+++ Records for processing
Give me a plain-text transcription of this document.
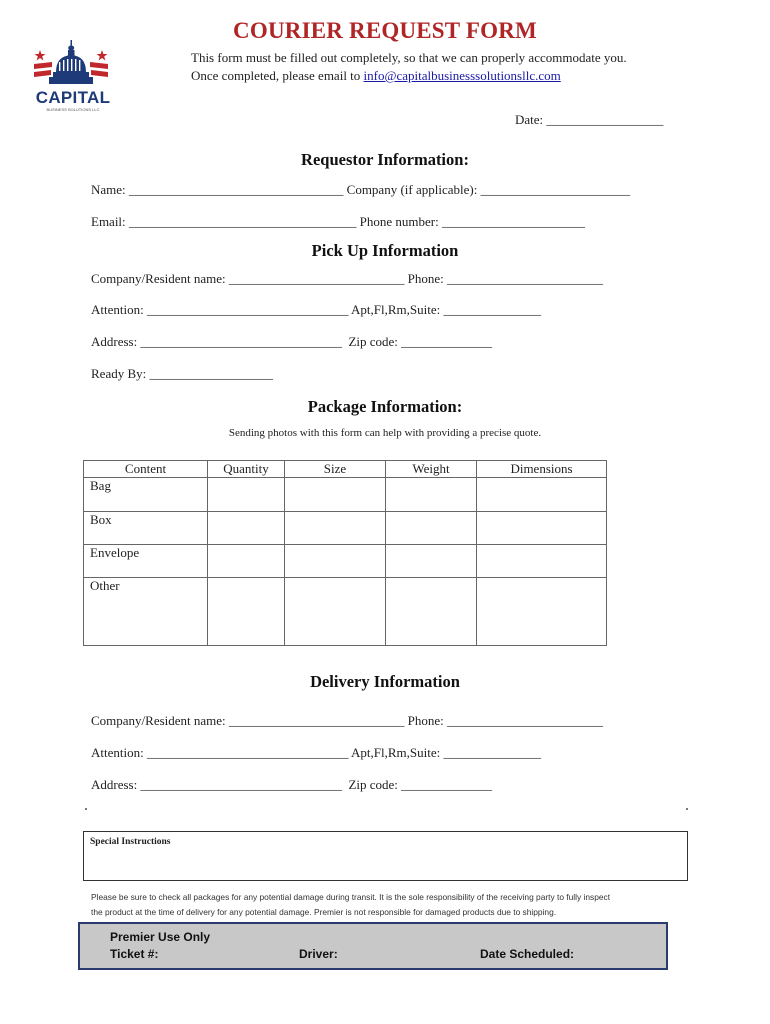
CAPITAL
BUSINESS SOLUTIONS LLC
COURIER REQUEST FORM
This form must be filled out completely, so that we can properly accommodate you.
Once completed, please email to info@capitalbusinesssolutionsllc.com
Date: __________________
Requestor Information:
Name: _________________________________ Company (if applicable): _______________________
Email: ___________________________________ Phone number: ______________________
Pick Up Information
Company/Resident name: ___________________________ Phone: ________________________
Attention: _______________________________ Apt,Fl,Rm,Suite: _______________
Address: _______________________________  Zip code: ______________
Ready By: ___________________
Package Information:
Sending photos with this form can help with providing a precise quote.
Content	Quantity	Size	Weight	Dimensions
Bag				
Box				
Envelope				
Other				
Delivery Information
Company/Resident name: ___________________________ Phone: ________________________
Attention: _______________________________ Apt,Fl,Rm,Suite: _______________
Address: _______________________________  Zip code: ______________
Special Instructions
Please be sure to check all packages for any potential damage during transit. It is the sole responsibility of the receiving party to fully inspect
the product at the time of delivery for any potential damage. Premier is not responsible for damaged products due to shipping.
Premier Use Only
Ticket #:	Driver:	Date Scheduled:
++++++
+++ Records for processing
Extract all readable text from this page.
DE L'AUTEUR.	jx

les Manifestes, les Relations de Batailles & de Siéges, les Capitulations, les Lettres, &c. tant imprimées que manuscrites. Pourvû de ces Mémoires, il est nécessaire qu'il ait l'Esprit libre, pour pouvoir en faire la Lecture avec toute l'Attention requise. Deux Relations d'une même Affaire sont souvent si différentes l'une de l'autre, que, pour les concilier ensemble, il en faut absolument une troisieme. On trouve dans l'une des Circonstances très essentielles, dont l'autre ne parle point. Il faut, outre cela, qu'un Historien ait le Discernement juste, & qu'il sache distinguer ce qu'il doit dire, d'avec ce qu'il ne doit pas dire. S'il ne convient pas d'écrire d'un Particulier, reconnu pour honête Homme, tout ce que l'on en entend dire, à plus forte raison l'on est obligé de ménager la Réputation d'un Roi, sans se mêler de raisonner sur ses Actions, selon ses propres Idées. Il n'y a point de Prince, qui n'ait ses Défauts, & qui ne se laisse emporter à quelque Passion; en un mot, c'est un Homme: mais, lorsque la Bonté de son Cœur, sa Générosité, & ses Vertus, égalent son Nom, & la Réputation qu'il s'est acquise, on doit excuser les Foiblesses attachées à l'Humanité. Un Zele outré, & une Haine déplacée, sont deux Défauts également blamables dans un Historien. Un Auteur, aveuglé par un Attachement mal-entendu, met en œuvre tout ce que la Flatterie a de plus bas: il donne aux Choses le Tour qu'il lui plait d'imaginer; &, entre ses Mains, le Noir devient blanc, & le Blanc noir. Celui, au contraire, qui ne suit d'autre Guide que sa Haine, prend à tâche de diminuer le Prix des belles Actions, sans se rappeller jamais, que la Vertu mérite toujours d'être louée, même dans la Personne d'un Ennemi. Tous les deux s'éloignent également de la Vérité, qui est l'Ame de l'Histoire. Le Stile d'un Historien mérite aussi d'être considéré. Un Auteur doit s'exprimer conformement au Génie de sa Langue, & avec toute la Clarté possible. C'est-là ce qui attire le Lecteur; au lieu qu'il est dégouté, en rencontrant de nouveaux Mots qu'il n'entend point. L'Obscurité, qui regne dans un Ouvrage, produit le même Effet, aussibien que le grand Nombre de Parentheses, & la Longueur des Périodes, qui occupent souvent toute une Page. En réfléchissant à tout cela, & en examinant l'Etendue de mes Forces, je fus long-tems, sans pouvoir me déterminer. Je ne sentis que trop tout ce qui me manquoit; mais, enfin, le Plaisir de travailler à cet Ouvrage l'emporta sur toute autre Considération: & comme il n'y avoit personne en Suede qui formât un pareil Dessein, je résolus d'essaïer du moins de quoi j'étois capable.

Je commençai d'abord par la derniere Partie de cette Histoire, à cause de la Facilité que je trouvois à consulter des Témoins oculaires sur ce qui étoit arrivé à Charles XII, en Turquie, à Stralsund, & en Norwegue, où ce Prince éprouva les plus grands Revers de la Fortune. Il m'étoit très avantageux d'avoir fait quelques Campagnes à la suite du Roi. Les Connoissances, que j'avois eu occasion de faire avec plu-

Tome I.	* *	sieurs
++++++
The task: Search the preceding listing for the word "damage" and pull out every line that holds it.

Task solution:
Please be sure to check all packages for any potential damage during transit. It is the sole responsibility of the receiving party to fully inspect
the product at the time of delivery for any potential damage. Premier is not responsible for damaged products due to shipping.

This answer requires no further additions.